**Data for the task**
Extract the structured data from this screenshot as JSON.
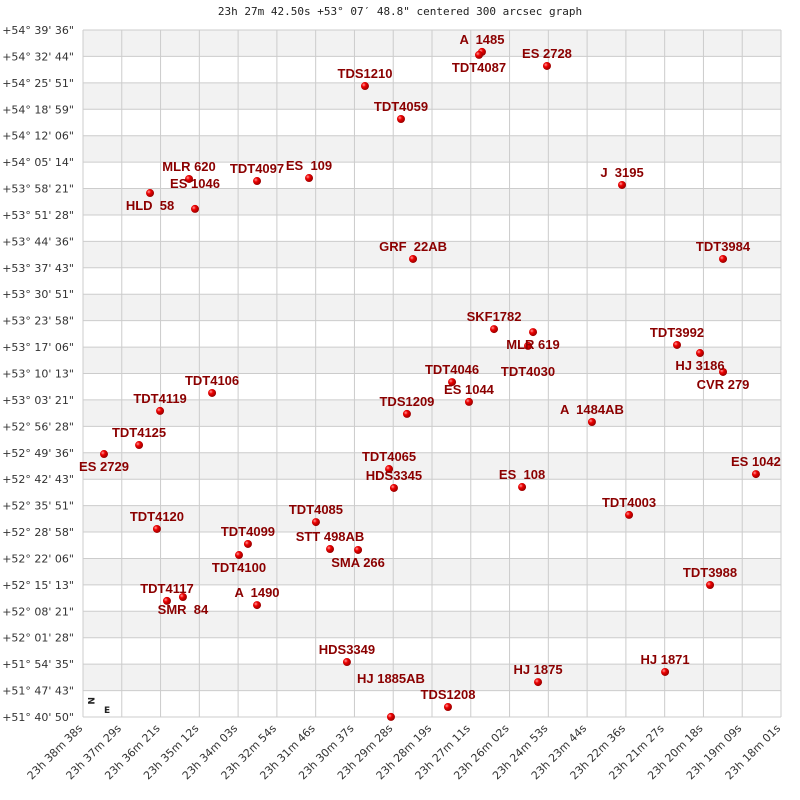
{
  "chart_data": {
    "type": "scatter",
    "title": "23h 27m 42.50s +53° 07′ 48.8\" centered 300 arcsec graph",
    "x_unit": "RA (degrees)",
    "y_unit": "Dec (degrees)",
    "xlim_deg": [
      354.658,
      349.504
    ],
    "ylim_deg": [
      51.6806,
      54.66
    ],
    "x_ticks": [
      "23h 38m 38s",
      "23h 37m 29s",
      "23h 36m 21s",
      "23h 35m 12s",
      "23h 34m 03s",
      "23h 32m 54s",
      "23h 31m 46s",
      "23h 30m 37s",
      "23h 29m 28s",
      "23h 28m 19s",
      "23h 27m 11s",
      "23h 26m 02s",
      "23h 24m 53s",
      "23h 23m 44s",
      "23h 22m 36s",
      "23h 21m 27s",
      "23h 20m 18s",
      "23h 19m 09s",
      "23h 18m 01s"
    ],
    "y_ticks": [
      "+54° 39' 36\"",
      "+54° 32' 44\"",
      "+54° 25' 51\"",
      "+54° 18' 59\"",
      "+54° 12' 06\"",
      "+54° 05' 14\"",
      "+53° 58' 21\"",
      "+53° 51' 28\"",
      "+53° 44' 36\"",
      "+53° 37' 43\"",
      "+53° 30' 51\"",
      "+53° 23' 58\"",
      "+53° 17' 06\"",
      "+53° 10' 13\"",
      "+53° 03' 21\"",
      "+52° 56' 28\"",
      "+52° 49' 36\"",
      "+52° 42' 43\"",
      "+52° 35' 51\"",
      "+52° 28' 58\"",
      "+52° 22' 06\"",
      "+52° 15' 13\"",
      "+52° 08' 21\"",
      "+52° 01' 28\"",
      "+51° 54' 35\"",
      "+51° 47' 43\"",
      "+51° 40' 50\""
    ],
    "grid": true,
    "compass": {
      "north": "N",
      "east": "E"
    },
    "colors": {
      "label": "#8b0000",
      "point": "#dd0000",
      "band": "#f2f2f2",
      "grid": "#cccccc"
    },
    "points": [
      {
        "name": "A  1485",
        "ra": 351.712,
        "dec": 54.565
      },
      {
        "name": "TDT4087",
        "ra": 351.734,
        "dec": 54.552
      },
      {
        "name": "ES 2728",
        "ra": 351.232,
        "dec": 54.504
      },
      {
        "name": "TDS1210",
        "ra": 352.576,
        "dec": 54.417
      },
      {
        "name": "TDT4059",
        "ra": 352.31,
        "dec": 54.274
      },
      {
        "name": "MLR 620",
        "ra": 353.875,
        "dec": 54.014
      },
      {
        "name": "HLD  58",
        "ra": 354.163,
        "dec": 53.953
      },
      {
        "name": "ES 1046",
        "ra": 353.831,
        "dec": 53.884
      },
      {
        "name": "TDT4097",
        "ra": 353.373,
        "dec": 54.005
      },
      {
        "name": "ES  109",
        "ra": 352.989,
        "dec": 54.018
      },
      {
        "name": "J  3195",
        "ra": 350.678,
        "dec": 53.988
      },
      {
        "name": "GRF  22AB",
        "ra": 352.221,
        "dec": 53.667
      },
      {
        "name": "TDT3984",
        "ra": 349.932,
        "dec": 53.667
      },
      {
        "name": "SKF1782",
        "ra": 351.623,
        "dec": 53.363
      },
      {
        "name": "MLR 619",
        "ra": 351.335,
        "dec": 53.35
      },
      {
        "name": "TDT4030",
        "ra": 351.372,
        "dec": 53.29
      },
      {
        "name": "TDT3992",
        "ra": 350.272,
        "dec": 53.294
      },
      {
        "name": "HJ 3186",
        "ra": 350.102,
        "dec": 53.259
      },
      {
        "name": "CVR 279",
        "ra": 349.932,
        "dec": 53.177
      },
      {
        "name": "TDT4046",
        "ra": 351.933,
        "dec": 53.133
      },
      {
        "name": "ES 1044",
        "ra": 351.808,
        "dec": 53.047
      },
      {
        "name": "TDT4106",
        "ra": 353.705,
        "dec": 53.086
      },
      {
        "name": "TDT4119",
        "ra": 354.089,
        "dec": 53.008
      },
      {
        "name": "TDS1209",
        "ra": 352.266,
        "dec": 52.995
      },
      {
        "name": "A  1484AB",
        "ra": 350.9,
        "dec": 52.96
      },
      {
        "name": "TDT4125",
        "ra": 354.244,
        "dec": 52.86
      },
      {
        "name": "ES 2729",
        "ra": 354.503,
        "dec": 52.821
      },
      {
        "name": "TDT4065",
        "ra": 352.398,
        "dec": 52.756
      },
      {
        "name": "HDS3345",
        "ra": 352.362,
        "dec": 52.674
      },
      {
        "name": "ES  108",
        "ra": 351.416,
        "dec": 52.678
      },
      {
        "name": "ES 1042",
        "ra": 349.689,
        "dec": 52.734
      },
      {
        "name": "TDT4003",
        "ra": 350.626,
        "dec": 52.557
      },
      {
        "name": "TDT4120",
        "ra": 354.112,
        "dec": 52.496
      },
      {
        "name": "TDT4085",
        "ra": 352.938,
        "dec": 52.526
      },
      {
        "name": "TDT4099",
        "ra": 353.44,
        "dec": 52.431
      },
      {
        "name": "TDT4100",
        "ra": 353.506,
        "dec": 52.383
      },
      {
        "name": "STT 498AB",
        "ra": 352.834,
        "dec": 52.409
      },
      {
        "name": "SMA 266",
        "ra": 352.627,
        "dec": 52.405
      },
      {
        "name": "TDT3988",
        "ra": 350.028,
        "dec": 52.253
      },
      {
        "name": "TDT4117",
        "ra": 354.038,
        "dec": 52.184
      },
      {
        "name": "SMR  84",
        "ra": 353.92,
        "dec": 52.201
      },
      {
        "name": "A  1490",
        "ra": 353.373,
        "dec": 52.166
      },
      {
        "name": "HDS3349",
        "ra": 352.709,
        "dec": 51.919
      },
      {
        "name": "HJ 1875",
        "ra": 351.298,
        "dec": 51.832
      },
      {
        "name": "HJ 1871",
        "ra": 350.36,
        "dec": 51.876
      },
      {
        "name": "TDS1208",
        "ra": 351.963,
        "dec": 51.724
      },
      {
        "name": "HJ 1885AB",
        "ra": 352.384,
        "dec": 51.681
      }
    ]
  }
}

**Aim**
Transcribe every entry word for word, but skip the pictures.

**Result of this task**
Extract the structured data from this screenshot as JSON.
{
  "chart_data": {
    "type": "scatter",
    "title": "23h 27m 42.50s +53° 07′ 48.8\" centered 300 arcsec graph",
    "x_unit": "RA (degrees)",
    "y_unit": "Dec (degrees)",
    "xlim_deg": [
      354.658,
      349.504
    ],
    "ylim_deg": [
      51.6806,
      54.66
    ],
    "x_ticks": [
      "23h 38m 38s",
      "23h 37m 29s",
      "23h 36m 21s",
      "23h 35m 12s",
      "23h 34m 03s",
      "23h 32m 54s",
      "23h 31m 46s",
      "23h 30m 37s",
      "23h 29m 28s",
      "23h 28m 19s",
      "23h 27m 11s",
      "23h 26m 02s",
      "23h 24m 53s",
      "23h 23m 44s",
      "23h 22m 36s",
      "23h 21m 27s",
      "23h 20m 18s",
      "23h 19m 09s",
      "23h 18m 01s"
    ],
    "y_ticks": [
      "+54° 39' 36\"",
      "+54° 32' 44\"",
      "+54° 25' 51\"",
      "+54° 18' 59\"",
      "+54° 12' 06\"",
      "+54° 05' 14\"",
      "+53° 58' 21\"",
      "+53° 51' 28\"",
      "+53° 44' 36\"",
      "+53° 37' 43\"",
      "+53° 30' 51\"",
      "+53° 23' 58\"",
      "+53° 17' 06\"",
      "+53° 10' 13\"",
      "+53° 03' 21\"",
      "+52° 56' 28\"",
      "+52° 49' 36\"",
      "+52° 42' 43\"",
      "+52° 35' 51\"",
      "+52° 28' 58\"",
      "+52° 22' 06\"",
      "+52° 15' 13\"",
      "+52° 08' 21\"",
      "+52° 01' 28\"",
      "+51° 54' 35\"",
      "+51° 47' 43\"",
      "+51° 40' 50\""
    ],
    "grid": true,
    "compass": {
      "north": "N",
      "east": "E"
    },
    "colors": {
      "label": "#8b0000",
      "point": "#dd0000",
      "band": "#f2f2f2",
      "grid": "#cccccc"
    },
    "points": [
      {
        "name": "A  1485",
        "ra": 351.712,
        "dec": 54.565
      },
      {
        "name": "TDT4087",
        "ra": 351.734,
        "dec": 54.552
      },
      {
        "name": "ES 2728",
        "ra": 351.232,
        "dec": 54.504
      },
      {
        "name": "TDS1210",
        "ra": 352.576,
        "dec": 54.417
      },
      {
        "name": "TDT4059",
        "ra": 352.31,
        "dec": 54.274
      },
      {
        "name": "MLR 620",
        "ra": 353.875,
        "dec": 54.014
      },
      {
        "name": "HLD  58",
        "ra": 354.163,
        "dec": 53.953
      },
      {
        "name": "ES 1046",
        "ra": 353.831,
        "dec": 53.884
      },
      {
        "name": "TDT4097",
        "ra": 353.373,
        "dec": 54.005
      },
      {
        "name": "ES  109",
        "ra": 352.989,
        "dec": 54.018
      },
      {
        "name": "J  3195",
        "ra": 350.678,
        "dec": 53.988
      },
      {
        "name": "GRF  22AB",
        "ra": 352.221,
        "dec": 53.667
      },
      {
        "name": "TDT3984",
        "ra": 349.932,
        "dec": 53.667
      },
      {
        "name": "SKF1782",
        "ra": 351.623,
        "dec": 53.363
      },
      {
        "name": "MLR 619",
        "ra": 351.335,
        "dec": 53.35
      },
      {
        "name": "TDT4030",
        "ra": 351.372,
        "dec": 53.29
      },
      {
        "name": "TDT3992",
        "ra": 350.272,
        "dec": 53.294
      },
      {
        "name": "HJ 3186",
        "ra": 350.102,
        "dec": 53.259
      },
      {
        "name": "CVR 279",
        "ra": 349.932,
        "dec": 53.177
      },
      {
        "name": "TDT4046",
        "ra": 351.933,
        "dec": 53.133
      },
      {
        "name": "ES 1044",
        "ra": 351.808,
        "dec": 53.047
      },
      {
        "name": "TDT4106",
        "ra": 353.705,
        "dec": 53.086
      },
      {
        "name": "TDT4119",
        "ra": 354.089,
        "dec": 53.008
      },
      {
        "name": "TDS1209",
        "ra": 352.266,
        "dec": 52.995
      },
      {
        "name": "A  1484AB",
        "ra": 350.9,
        "dec": 52.96
      },
      {
        "name": "TDT4125",
        "ra": 354.244,
        "dec": 52.86
      },
      {
        "name": "ES 2729",
        "ra": 354.503,
        "dec": 52.821
      },
      {
        "name": "TDT4065",
        "ra": 352.398,
        "dec": 52.756
      },
      {
        "name": "HDS3345",
        "ra": 352.362,
        "dec": 52.674
      },
      {
        "name": "ES  108",
        "ra": 351.416,
        "dec": 52.678
      },
      {
        "name": "ES 1042",
        "ra": 349.689,
        "dec": 52.734
      },
      {
        "name": "TDT4003",
        "ra": 350.626,
        "dec": 52.557
      },
      {
        "name": "TDT4120",
        "ra": 354.112,
        "dec": 52.496
      },
      {
        "name": "TDT4085",
        "ra": 352.938,
        "dec": 52.526
      },
      {
        "name": "TDT4099",
        "ra": 353.44,
        "dec": 52.431
      },
      {
        "name": "TDT4100",
        "ra": 353.506,
        "dec": 52.383
      },
      {
        "name": "STT 498AB",
        "ra": 352.834,
        "dec": 52.409
      },
      {
        "name": "SMA 266",
        "ra": 352.627,
        "dec": 52.405
      },
      {
        "name": "TDT3988",
        "ra": 350.028,
        "dec": 52.253
      },
      {
        "name": "TDT4117",
        "ra": 354.038,
        "dec": 52.184
      },
      {
        "name": "SMR  84",
        "ra": 353.92,
        "dec": 52.201
      },
      {
        "name": "A  1490",
        "ra": 353.373,
        "dec": 52.166
      },
      {
        "name": "HDS3349",
        "ra": 352.709,
        "dec": 51.919
      },
      {
        "name": "HJ 1875",
        "ra": 351.298,
        "dec": 51.832
      },
      {
        "name": "HJ 1871",
        "ra": 350.36,
        "dec": 51.876
      },
      {
        "name": "TDS1208",
        "ra": 351.963,
        "dec": 51.724
      },
      {
        "name": "HJ 1885AB",
        "ra": 352.384,
        "dec": 51.681
      }
    ]
  }
}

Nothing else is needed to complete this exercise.